* **Task objective**: Copy the lines below as they are; omit the images they contain.

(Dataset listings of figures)
┄┄┄┄┄┄
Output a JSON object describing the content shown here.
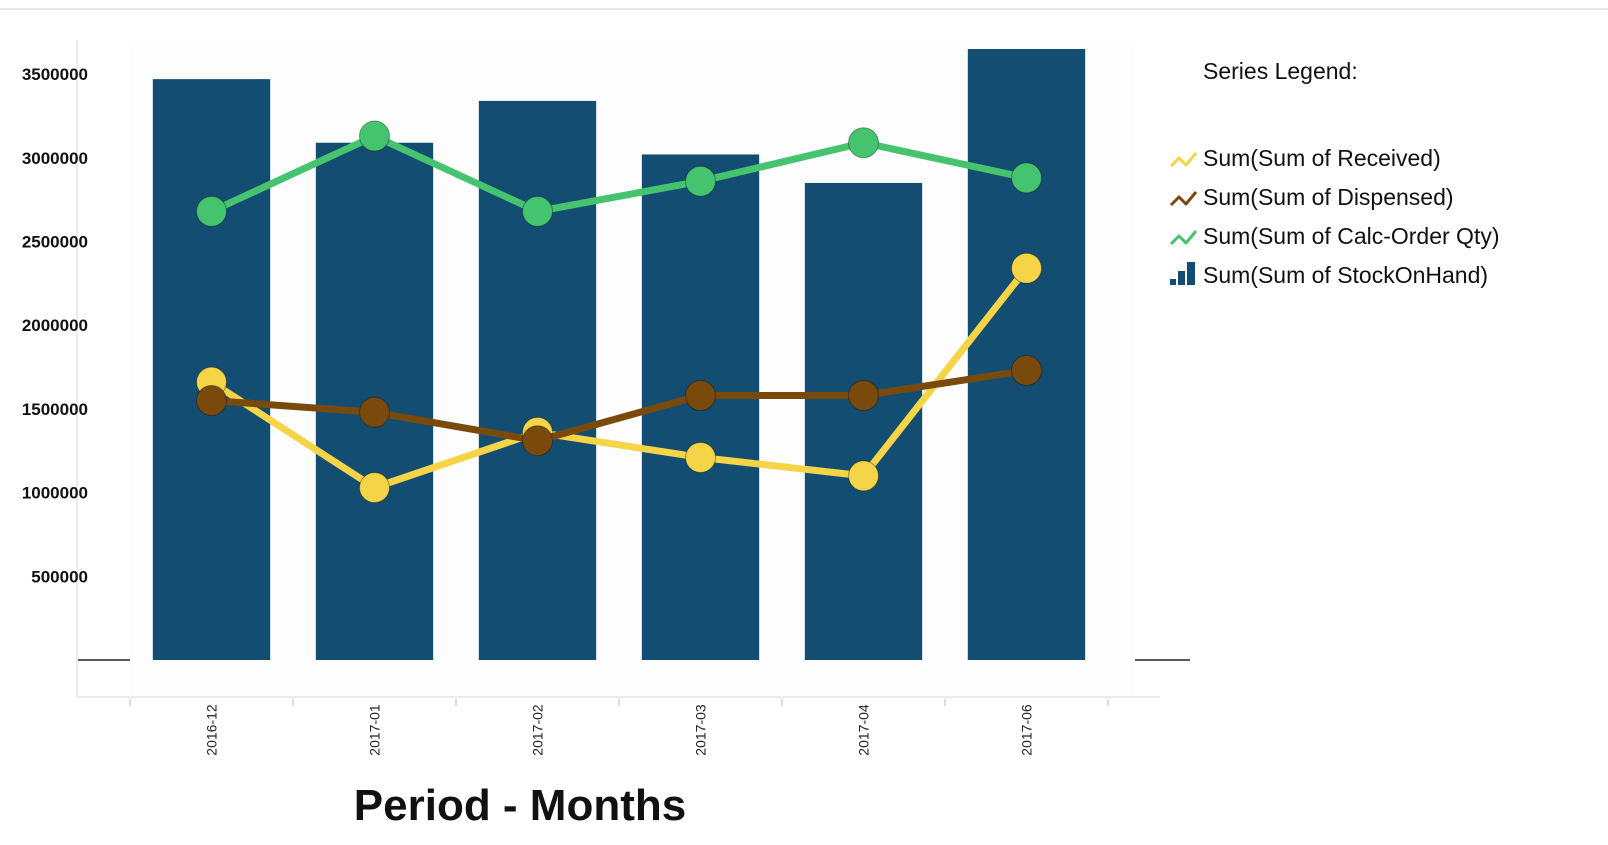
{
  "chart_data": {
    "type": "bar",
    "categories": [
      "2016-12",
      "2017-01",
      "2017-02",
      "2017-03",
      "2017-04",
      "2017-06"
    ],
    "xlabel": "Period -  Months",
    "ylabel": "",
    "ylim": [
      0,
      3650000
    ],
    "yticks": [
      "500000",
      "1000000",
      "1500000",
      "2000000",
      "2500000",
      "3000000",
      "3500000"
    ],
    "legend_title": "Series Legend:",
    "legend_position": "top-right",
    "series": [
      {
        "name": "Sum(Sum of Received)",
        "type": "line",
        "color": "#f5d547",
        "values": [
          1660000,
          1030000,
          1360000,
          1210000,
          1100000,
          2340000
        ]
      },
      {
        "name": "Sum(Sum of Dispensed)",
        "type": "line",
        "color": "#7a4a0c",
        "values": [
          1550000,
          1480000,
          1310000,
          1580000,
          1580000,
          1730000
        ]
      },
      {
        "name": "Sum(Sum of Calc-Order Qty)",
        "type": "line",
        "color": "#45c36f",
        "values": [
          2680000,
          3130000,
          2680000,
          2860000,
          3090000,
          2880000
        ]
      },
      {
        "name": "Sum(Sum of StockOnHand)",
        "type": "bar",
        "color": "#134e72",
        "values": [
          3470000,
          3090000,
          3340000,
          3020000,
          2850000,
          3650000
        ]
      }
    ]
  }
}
┄┄┄┄┄┄
* **Answer**:
Output a JSON object describing the content shown here.
{
  "chart_data": {
    "type": "bar",
    "categories": [
      "2016-12",
      "2017-01",
      "2017-02",
      "2017-03",
      "2017-04",
      "2017-06"
    ],
    "xlabel": "Period -  Months",
    "ylabel": "",
    "ylim": [
      0,
      3650000
    ],
    "yticks": [
      "500000",
      "1000000",
      "1500000",
      "2000000",
      "2500000",
      "3000000",
      "3500000"
    ],
    "legend_title": "Series Legend:",
    "legend_position": "top-right",
    "series": [
      {
        "name": "Sum(Sum of Received)",
        "type": "line",
        "color": "#f5d547",
        "values": [
          1660000,
          1030000,
          1360000,
          1210000,
          1100000,
          2340000
        ]
      },
      {
        "name": "Sum(Sum of Dispensed)",
        "type": "line",
        "color": "#7a4a0c",
        "values": [
          1550000,
          1480000,
          1310000,
          1580000,
          1580000,
          1730000
        ]
      },
      {
        "name": "Sum(Sum of Calc-Order Qty)",
        "type": "line",
        "color": "#45c36f",
        "values": [
          2680000,
          3130000,
          2680000,
          2860000,
          3090000,
          2880000
        ]
      },
      {
        "name": "Sum(Sum of StockOnHand)",
        "type": "bar",
        "color": "#134e72",
        "values": [
          3470000,
          3090000,
          3340000,
          3020000,
          2850000,
          3650000
        ]
      }
    ]
  }
}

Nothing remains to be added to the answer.